* BEGIN *
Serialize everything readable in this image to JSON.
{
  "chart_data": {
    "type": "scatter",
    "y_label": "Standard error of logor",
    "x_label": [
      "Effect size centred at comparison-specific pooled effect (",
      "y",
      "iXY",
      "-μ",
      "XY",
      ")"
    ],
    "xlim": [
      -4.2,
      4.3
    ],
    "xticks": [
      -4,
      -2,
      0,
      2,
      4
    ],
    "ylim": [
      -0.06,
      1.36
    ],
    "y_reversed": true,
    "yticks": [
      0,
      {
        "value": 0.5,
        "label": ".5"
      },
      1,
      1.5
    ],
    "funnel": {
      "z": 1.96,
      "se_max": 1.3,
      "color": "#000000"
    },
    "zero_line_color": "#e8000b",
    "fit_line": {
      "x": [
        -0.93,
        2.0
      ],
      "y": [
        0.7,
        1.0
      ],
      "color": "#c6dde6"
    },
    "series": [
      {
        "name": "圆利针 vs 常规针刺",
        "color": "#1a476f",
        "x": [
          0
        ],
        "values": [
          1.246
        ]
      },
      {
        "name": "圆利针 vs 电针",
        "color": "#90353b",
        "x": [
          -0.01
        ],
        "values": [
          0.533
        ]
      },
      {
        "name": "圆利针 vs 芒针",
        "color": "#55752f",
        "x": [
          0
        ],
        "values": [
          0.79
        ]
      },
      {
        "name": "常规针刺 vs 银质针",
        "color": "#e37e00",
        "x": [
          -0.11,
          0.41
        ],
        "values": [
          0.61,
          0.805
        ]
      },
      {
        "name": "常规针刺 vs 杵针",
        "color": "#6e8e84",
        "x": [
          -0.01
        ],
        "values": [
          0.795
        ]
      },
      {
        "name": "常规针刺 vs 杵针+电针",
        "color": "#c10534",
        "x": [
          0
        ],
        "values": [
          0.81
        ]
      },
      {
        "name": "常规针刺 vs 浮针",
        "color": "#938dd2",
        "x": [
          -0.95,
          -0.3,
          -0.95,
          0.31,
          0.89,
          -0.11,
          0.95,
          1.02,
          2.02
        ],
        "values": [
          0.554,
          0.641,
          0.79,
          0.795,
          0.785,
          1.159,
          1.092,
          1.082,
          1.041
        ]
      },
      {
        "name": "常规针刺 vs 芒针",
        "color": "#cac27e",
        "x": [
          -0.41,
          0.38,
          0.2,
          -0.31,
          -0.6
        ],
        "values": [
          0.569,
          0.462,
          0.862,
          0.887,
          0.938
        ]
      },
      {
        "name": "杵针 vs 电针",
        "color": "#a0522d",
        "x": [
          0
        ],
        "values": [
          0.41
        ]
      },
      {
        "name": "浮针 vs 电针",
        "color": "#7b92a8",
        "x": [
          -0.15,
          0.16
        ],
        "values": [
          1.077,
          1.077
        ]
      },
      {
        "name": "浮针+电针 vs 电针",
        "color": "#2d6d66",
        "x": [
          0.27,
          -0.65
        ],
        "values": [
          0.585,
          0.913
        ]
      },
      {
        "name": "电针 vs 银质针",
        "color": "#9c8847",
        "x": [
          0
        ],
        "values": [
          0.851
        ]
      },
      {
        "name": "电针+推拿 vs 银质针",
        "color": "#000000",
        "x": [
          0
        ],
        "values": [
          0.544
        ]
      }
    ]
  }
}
* END *
* BEGIN *
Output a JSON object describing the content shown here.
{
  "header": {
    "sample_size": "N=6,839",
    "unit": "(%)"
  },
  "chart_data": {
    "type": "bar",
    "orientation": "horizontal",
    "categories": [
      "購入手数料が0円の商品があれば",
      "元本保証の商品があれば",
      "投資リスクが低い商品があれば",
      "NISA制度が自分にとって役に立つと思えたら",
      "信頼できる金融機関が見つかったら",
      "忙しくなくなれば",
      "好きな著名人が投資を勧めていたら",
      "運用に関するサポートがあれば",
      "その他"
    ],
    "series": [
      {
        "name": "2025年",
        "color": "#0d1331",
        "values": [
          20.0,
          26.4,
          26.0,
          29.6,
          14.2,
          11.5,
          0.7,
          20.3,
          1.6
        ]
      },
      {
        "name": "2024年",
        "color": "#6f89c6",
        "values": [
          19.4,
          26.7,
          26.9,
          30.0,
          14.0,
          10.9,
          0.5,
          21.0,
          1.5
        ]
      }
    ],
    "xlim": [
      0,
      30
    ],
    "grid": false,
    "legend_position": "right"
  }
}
* END *
The problem: Find every line that holds "常规针刺" and copy it.

Answer to this problem:
        "name": "圆利针 vs 常规针刺",
        "name": "常规针刺 vs 银质针",
        "name": "常规针刺 vs 杵针",
        "name": "常规针刺 vs 杵针+电针",
        "name": "常规针刺 vs 浮针",
        "name": "常规针刺 vs 芒针",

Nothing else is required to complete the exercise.